Joseph Proctor (May 7, 1816 – October 2, 1897) was a popular 19th-century American actor. He was best known for playing the lead role in the melodrama Nick of the Woods.

==Career==

Proctor was born in Marlborough, Massachusetts, in 1816 to Nicholson and Lucy (Bond) Proctor. He first appeared on stage in Boston in November 1833 playing Damon in John Banim's Damon and Pythias. By 1837 he was playing lead roles in Philadelphia. Commencing on May 6, 1839, at the Bowery Theatre in New York, he took the lead role of Nathan Slaughter (and Jibbenainosay) in Nick of the Woods (Proctor actually played six roles in the play, which was usually an advertised feature of his performances.) Though he played many other roles in his career, this was the "play with which his name was so continuously associated as to create the impression that he never acted any other characters of consequence." He performed the role over 2,500 times.

Proctor performed throughout the United States and did some theater management. He went to Europe to perform from 1859 to 1861. He retired from the stage in the 1880s, except for occasional benefit appearances.

==Personal==

Proctor first married Hester Warren (1810–41) in 1837, one of the daughters of actor William Warren (1767–1832). In 1851 he married Elizabeth Wakeman. Their daughter Anna E. Proctor also went on stage later. Proctor died in Boston on October 2, 1897.

§ Prompt
Retype the text about Joseph Proctor between "Proctor first married" and "October 2, 1897.", inclusive.

§ Entries shown
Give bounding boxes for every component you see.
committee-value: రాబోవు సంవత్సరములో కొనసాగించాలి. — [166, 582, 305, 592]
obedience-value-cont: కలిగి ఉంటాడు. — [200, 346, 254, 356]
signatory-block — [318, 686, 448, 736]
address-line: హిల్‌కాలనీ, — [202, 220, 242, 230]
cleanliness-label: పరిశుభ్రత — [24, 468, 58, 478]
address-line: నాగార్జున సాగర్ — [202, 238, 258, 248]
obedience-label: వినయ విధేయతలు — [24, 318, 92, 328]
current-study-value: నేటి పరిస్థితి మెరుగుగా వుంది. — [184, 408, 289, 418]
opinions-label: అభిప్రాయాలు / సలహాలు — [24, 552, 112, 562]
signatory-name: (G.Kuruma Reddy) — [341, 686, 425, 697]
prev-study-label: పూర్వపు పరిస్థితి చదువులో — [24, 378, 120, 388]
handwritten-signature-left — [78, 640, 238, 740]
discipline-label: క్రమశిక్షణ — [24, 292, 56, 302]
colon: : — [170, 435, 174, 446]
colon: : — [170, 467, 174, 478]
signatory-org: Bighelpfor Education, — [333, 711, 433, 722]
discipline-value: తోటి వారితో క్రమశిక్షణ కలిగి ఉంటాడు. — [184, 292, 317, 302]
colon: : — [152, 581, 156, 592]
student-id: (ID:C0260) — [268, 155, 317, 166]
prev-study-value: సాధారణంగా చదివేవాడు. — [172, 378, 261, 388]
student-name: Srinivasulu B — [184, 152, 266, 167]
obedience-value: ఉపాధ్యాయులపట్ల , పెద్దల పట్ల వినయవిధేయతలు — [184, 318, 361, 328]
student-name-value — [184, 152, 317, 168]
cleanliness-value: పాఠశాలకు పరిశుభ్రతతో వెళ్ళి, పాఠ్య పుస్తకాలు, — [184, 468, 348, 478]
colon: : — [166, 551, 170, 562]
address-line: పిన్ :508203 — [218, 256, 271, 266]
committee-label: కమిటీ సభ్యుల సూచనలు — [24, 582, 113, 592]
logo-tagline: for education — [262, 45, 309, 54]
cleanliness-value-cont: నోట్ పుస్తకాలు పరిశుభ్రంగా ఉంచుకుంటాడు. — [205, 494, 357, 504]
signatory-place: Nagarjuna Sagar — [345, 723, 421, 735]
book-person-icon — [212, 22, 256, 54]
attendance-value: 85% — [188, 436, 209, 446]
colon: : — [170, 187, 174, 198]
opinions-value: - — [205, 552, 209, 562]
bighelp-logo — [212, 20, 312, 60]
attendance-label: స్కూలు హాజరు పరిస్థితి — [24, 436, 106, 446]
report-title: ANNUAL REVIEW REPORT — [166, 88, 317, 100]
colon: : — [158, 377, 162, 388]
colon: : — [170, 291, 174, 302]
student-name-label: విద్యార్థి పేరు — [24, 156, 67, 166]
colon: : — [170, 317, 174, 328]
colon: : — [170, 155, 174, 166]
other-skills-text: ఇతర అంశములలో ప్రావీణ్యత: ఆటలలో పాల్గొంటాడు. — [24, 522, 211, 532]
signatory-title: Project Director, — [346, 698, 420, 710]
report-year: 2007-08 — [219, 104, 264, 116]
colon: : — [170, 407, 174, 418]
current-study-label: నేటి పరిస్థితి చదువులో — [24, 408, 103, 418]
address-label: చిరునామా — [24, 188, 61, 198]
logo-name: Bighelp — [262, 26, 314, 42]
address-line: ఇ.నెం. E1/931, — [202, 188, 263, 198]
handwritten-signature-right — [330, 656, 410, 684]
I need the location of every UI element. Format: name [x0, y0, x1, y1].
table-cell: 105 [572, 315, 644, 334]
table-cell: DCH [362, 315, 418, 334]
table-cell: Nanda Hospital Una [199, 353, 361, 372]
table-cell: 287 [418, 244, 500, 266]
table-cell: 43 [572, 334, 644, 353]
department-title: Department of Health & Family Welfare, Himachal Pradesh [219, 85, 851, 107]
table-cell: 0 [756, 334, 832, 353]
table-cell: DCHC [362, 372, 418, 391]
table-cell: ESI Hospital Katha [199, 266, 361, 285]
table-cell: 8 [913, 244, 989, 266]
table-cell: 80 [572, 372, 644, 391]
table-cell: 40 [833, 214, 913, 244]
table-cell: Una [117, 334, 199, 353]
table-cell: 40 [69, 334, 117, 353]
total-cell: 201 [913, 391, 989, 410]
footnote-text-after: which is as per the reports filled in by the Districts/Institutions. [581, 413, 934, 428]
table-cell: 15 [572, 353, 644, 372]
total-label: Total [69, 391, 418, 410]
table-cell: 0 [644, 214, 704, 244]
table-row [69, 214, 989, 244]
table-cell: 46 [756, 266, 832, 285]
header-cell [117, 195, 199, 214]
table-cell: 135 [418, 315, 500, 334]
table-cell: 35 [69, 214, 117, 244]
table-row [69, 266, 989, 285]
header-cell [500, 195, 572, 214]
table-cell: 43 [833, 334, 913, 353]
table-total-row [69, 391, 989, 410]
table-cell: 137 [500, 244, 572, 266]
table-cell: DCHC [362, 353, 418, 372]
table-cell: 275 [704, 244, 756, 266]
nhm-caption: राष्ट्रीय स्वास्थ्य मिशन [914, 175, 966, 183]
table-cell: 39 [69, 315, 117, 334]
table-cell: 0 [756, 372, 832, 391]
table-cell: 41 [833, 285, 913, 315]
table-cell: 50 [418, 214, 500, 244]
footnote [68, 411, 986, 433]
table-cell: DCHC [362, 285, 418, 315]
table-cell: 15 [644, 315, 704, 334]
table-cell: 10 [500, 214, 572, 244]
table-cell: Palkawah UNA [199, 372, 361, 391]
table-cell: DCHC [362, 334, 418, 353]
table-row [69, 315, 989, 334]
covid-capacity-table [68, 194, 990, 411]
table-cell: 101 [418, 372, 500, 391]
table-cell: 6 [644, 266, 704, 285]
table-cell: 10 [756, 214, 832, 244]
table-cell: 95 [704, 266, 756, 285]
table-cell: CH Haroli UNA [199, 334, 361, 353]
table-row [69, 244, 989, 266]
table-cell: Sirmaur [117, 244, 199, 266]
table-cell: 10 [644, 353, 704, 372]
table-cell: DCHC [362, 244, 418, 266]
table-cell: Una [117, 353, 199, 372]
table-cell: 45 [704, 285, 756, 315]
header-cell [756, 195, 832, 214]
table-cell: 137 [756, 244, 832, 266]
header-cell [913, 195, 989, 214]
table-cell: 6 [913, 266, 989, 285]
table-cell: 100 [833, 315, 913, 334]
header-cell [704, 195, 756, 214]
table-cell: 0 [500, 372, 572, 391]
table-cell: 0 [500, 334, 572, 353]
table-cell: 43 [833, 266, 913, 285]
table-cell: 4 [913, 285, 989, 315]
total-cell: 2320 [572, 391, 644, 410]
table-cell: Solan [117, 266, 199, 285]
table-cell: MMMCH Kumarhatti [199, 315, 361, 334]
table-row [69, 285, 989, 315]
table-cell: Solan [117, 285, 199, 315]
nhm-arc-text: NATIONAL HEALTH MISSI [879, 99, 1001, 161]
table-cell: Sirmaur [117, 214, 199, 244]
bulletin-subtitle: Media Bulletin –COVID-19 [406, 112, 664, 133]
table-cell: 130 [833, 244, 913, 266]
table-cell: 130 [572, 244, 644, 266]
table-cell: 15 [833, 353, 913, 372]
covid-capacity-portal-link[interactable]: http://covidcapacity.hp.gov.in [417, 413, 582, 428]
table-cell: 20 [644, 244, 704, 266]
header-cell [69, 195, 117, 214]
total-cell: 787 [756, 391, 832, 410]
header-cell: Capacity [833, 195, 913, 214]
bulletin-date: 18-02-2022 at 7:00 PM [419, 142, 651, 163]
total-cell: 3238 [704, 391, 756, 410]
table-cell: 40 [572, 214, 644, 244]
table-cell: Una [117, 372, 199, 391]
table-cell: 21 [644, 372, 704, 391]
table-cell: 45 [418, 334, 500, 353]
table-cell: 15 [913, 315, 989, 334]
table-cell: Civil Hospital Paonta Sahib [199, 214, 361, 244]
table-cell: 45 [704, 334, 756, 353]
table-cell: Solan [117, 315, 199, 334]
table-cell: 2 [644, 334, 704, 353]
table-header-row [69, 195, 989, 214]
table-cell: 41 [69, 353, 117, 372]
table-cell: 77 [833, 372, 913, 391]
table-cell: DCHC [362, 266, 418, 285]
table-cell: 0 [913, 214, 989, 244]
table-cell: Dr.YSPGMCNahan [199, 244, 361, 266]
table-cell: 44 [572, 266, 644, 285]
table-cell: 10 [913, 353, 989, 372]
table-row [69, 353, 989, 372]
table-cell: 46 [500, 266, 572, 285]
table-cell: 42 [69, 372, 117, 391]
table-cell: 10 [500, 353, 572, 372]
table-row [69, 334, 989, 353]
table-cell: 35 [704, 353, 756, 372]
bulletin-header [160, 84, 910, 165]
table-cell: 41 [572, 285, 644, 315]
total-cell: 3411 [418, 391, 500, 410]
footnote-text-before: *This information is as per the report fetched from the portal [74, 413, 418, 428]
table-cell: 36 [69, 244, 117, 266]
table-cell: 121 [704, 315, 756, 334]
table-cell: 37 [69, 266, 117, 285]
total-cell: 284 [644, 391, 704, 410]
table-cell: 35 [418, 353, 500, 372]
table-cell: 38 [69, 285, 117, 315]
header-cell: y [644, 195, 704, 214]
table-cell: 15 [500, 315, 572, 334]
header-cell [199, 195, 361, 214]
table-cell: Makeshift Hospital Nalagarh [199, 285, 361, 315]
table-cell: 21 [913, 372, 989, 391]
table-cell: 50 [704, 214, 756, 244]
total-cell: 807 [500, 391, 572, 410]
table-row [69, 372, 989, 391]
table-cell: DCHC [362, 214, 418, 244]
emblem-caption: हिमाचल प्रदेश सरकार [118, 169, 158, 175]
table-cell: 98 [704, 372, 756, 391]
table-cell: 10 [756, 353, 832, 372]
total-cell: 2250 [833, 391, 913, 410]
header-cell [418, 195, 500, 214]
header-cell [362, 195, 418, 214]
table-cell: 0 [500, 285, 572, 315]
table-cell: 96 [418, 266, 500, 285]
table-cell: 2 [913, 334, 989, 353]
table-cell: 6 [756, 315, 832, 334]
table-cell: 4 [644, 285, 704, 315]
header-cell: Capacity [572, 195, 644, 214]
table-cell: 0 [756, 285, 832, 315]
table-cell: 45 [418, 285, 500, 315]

§ Task response
Proctor first married Hester Warren (1810–41) in 1837, one of the daughters of actor William Warren (1767–1832). In 1851 he married Elizabeth Wakeman. Their daughter Anna E. Proctor also went on stage later. Proctor died in Boston on October 2, 1897.